[EXERCISE DIRECTIONS]
Retype the lines below verbatim, starting at the first line of the entries and ending with the line that contains "barcode-number: 6192649 (1.10)".

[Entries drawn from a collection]

= = = =

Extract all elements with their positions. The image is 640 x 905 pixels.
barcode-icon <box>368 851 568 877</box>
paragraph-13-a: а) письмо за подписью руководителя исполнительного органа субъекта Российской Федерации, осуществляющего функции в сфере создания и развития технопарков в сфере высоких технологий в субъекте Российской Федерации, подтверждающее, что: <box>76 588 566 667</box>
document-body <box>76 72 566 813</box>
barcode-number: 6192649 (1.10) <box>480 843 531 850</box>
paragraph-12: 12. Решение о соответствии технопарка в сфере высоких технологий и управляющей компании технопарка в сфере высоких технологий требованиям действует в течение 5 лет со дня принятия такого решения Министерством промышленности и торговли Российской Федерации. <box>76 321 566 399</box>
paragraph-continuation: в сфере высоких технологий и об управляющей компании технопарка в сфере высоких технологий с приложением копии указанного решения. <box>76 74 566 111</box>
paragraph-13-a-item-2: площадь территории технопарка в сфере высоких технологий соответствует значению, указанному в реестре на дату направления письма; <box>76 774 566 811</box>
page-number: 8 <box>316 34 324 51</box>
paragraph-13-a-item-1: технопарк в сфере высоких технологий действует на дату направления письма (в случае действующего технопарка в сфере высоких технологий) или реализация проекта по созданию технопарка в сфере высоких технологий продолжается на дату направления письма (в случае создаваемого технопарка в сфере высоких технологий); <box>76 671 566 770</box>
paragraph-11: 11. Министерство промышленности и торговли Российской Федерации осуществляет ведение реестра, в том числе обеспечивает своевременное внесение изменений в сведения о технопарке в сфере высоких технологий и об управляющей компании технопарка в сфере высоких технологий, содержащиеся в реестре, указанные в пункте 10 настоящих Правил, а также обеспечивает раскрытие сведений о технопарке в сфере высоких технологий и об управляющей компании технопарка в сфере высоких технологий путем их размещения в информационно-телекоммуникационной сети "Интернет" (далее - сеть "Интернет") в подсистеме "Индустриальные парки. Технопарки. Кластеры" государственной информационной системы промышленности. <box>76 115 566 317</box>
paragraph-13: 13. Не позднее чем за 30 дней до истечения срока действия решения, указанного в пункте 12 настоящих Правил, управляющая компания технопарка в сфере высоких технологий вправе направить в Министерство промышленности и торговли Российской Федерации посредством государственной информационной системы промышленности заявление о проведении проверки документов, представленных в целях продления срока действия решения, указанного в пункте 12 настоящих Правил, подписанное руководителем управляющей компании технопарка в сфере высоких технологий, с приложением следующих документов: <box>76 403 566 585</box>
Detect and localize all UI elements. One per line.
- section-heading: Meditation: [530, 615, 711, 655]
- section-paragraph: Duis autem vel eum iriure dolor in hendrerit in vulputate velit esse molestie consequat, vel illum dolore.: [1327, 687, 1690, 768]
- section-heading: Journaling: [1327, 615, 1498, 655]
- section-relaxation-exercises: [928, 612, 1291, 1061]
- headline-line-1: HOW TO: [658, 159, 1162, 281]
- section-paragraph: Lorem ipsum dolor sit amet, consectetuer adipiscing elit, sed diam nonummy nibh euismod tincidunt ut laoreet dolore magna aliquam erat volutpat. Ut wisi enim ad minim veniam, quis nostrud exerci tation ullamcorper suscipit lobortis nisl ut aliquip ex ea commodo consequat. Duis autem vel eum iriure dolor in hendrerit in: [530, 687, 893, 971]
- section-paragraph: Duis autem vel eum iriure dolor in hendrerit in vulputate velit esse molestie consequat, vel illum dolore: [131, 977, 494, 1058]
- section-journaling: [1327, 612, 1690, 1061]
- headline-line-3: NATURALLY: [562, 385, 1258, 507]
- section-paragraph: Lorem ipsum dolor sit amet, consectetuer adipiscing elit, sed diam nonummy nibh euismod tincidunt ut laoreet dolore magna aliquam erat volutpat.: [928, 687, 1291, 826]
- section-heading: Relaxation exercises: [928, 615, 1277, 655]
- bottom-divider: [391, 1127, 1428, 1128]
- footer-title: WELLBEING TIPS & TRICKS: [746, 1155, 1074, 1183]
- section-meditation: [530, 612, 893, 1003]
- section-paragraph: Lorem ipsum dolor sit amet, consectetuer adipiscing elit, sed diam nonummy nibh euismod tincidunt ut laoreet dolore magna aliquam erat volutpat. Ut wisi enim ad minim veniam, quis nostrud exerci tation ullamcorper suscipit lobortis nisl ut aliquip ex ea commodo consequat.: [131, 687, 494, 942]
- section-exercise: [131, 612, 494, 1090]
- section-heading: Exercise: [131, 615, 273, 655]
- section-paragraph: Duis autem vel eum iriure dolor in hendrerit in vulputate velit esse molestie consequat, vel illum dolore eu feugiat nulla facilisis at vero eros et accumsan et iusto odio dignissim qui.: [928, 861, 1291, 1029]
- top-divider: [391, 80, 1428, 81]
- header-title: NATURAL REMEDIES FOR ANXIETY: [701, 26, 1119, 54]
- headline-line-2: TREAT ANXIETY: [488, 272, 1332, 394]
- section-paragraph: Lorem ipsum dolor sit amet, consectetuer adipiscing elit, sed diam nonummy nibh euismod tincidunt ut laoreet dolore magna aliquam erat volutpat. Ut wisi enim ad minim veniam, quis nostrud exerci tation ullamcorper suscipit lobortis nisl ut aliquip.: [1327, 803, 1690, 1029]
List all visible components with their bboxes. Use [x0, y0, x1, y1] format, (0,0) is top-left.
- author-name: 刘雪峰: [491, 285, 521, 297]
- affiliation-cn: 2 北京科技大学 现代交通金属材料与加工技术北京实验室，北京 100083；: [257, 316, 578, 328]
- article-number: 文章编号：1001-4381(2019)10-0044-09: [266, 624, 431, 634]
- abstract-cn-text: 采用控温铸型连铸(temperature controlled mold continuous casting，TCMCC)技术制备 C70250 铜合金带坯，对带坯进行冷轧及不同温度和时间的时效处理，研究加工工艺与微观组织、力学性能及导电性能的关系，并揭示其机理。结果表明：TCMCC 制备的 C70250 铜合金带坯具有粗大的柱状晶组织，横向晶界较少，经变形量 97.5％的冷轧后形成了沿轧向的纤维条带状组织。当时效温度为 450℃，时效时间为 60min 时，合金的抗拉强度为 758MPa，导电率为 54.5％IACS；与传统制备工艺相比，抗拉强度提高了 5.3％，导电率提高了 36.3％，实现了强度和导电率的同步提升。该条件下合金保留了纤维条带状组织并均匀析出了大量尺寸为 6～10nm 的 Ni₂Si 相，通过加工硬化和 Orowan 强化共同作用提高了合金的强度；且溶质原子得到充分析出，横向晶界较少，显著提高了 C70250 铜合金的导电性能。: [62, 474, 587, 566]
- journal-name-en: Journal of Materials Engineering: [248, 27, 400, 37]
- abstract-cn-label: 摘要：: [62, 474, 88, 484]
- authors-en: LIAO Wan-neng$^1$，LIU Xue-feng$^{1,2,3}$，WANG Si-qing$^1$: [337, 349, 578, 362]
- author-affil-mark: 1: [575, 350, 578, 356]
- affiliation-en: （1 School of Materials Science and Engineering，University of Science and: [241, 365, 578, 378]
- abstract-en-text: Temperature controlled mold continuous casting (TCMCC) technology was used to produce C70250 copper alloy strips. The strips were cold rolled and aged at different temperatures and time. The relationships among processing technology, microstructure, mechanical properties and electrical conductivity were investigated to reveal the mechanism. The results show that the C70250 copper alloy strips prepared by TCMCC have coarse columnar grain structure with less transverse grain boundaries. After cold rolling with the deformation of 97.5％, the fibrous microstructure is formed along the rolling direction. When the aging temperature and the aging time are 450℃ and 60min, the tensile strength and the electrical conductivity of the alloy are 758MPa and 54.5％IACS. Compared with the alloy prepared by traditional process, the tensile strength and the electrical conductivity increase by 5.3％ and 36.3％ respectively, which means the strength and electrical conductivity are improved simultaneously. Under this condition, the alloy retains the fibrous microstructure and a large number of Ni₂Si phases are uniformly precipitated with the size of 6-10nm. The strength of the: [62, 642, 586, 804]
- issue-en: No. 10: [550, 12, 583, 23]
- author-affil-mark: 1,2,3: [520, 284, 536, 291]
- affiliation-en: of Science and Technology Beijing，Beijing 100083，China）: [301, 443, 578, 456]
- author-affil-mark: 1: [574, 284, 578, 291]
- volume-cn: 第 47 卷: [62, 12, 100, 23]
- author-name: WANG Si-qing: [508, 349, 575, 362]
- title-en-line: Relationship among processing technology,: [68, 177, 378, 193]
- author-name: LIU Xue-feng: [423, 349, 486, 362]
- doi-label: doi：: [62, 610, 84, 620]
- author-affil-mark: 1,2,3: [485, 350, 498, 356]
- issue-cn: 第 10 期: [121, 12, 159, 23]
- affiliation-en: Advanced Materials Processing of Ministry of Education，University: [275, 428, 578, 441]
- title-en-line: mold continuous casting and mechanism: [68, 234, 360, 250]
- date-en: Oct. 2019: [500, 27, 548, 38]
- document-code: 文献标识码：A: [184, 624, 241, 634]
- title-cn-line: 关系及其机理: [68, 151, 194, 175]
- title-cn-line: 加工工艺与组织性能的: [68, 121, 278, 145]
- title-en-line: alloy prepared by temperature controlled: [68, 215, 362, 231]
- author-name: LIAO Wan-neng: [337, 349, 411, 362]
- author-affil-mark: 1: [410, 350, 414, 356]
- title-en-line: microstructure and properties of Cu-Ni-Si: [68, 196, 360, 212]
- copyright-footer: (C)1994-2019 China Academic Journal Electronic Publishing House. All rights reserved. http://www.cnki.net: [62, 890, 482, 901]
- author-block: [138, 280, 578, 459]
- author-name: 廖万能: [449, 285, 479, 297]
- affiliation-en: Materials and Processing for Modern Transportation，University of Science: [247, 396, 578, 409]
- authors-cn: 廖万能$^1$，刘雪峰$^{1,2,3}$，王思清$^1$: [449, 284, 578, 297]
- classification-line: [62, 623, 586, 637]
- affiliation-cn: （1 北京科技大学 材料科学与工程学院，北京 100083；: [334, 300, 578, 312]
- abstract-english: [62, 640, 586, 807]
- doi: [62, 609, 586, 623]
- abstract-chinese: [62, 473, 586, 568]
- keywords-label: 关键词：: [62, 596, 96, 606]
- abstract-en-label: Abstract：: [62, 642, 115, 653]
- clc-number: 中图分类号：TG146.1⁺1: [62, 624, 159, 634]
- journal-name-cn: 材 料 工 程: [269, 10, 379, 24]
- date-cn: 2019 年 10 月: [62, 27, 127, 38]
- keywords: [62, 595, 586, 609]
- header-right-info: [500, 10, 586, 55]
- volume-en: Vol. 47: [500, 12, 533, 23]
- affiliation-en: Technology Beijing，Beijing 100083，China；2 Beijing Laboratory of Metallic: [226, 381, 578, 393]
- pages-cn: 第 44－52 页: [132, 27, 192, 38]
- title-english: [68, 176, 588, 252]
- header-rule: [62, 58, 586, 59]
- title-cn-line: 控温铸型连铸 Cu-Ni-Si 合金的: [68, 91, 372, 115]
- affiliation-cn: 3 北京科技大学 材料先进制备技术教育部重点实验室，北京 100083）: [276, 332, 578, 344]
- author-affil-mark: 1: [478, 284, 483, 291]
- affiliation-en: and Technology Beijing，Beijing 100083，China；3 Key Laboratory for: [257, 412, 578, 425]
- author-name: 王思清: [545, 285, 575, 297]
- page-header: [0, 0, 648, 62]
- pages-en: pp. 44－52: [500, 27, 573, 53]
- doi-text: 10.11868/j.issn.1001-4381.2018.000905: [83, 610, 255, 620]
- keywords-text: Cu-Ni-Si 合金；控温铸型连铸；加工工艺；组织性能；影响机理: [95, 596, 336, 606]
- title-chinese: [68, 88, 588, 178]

= = = =

[RESPONSE]
Extract all elements with their positions. The image is 640 x 905 pixels.
barcode-icon <box>368 851 568 877</box>
paragraph-13-a: а) письмо за подписью руководителя исполнительного органа субъекта Российской Федерации, осуществляющего функции в сфере создания и развития технопарков в сфере высоких технологий в субъекте Российской Федерации, подтверждающее, что: <box>76 588 566 667</box>
document-body <box>76 72 566 813</box>
barcode-number: 6192649 (1.10) <box>480 843 531 850</box>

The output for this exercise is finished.